What the task requires | Filter out everything except lines holding "name".

========================

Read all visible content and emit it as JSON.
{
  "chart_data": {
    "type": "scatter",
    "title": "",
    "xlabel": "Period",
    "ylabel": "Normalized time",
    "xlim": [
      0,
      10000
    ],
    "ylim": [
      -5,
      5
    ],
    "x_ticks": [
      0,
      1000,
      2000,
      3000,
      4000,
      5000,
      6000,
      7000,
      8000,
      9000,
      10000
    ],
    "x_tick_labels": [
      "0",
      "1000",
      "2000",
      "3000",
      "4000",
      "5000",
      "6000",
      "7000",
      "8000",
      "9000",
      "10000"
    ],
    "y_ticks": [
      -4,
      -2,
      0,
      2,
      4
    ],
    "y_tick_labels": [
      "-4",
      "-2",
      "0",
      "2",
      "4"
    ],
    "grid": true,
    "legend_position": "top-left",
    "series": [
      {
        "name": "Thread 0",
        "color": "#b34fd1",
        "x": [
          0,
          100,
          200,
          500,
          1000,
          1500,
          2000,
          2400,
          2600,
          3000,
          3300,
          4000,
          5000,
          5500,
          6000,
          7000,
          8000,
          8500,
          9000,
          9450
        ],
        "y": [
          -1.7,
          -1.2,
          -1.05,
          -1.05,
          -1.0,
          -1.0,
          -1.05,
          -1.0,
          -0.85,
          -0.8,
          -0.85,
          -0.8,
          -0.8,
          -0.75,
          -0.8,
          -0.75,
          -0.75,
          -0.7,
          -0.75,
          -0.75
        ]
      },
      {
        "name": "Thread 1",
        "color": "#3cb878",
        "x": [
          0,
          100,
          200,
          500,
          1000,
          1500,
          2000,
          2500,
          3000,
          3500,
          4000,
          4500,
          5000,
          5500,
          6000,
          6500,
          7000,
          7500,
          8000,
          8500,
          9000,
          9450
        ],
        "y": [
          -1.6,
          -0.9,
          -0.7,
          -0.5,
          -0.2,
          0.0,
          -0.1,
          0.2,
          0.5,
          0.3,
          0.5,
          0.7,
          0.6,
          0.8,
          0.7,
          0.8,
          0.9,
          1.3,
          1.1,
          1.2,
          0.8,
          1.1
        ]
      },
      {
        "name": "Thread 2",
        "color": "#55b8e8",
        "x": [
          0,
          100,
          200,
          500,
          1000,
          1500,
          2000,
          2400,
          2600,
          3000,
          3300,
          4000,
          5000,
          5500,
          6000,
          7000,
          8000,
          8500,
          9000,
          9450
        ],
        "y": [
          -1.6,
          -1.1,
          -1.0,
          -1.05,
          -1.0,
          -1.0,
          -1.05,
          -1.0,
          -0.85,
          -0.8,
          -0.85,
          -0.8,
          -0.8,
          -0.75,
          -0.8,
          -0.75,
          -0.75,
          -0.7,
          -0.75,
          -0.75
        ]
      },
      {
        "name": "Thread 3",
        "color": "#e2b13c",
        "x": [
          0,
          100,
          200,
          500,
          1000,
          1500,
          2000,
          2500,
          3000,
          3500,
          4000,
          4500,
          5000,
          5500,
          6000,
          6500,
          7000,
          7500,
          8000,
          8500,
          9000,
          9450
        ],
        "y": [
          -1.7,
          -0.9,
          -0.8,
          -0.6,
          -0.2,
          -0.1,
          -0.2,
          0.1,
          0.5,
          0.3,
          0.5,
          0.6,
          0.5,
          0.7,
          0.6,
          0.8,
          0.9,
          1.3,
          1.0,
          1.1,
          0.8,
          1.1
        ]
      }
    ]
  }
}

========================

Reply |
        "name": "Thread 0",
        "name": "Thread 1",
        "name": "Thread 2",
        "name": "Thread 3",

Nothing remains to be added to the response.